◆ SOURCE EXCERPT:
We have put some specific values to autovacuum parameters for tables which take so much time to be analyzed. To do that
weused following kind of query : 

ALTER TABLE tablename SET (autovacuum_vacuum_threshold=20, autovacuum_vacuum_scale_factor=0.01,
autovacuum_analyze_threshold=10,autovacuum_analyze_scale_factor=0.005, autovacuum_vacuum_cost_delay=10,
autovacuum_vacuum_cost_limit=1000);

These tables have two timestamp columns and a btree index on both timestamp column.
Will it be more efficient for us to configure the autovacuum daemon analyze task only on those columns ? If yes, how
canwe do that ? 


> A description of the environment would also be good. Hardware? Load?
Debian 6 64bits
8  Intel(R) Xeon(R) CPU           E5506  @ 2.13GHz
16 Go RAM - 4 Go Swap
4 * 300 Go Raid 0


Regards, Baptiste.


Re: Autoanalyze of the autovacuum daemon ...

From
"Kevin Grittner"
Date:
Baptiste LHOSTE wrote:

>> Please show us the output from running this query:
>>
>> http://wiki.postgresql.org/wiki/Server_Configuration

> [very reasonable settings except for a very large work_mem]

Make sure that work_mem setting isn't driving you into swapping or
near-zero caching. A shortage of cache space could explain this
because it looks like about 8.5 ms for each page read. About the only
other thing I can think to recommend is to decrease
autovacuum_cost_delay to 10ms and see if that helps.

> These tables have two timestamp columns and a btree index on both
> timestamp column. Will it be more efficient for us to configure the
> autovacuum daemon analyze task only on those columns ?

No.

> 4 * 300 Go Raid 0

You do realize that if any of those four drives fail you will need to
use your backup, right?

◆ WHAT TO WORK ON:
- a) Can you repeat the autovacuum thread from "Will it be more efficient for us to configure the autovacuum" to "good. Hardware? Load?", word for word?
- b) What comes next in the PostgreSQL autovacuum thread? Write the next part, starting after its final sentence.

◆ GIVEN MATERIAL:
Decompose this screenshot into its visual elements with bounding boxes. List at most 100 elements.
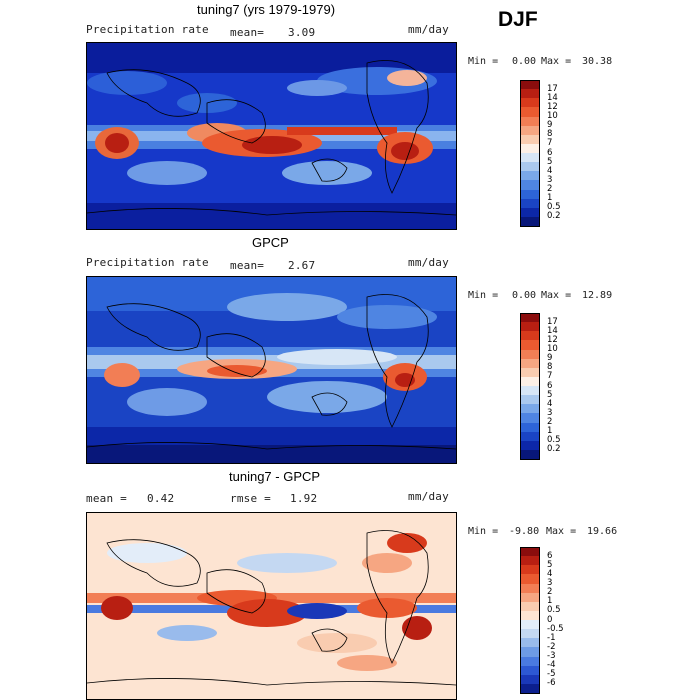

◆ FINAL RESULTS:
- a)
Will it be more efficient for us to configure the autovacuum daemon analyze task only on those columns ? If yes, how
canwe do that ? 


> A description of the environment would also be good. Hardware? Load?

- b)
-Kevin


Re: Autoanalyze of the autovacuum daemon ...

From
Baptiste LHOSTE
Date:
>> Please show us the output from running this query:
>>
>> http://wiki.postgresql.org/wiki/Server_Configuration

> [very reasonable settings except for a very large work_mem]

> Make sure that work_mem setting isn't driving you into swapping or
> near-zero caching. A shortage of cache space could explain this
> because it looks like about 8.5 ms for each page read. About the only
> other thing I can think to recommend is to decrease
> autovacuum_cost_delay to 10ms and see if that helps.

When I run a command htop on my server I can not see any swap issue :

Mem 4Go / 16Go
Swp 175B / 4Go

I am sorry but I do not understand we you suggest to decrease autovacuum_cost_delay to 10 ms.
We already set autovacuum_vacuum_cost_delay to 10ms for those tables.

>> 4 * 300 Go Raid 0

> You do realize that if any of those four drives fail you will need to
> use your backup, right?

Yes, we do. We already used our backup when we changed some old servers.

Regards, Baptiste.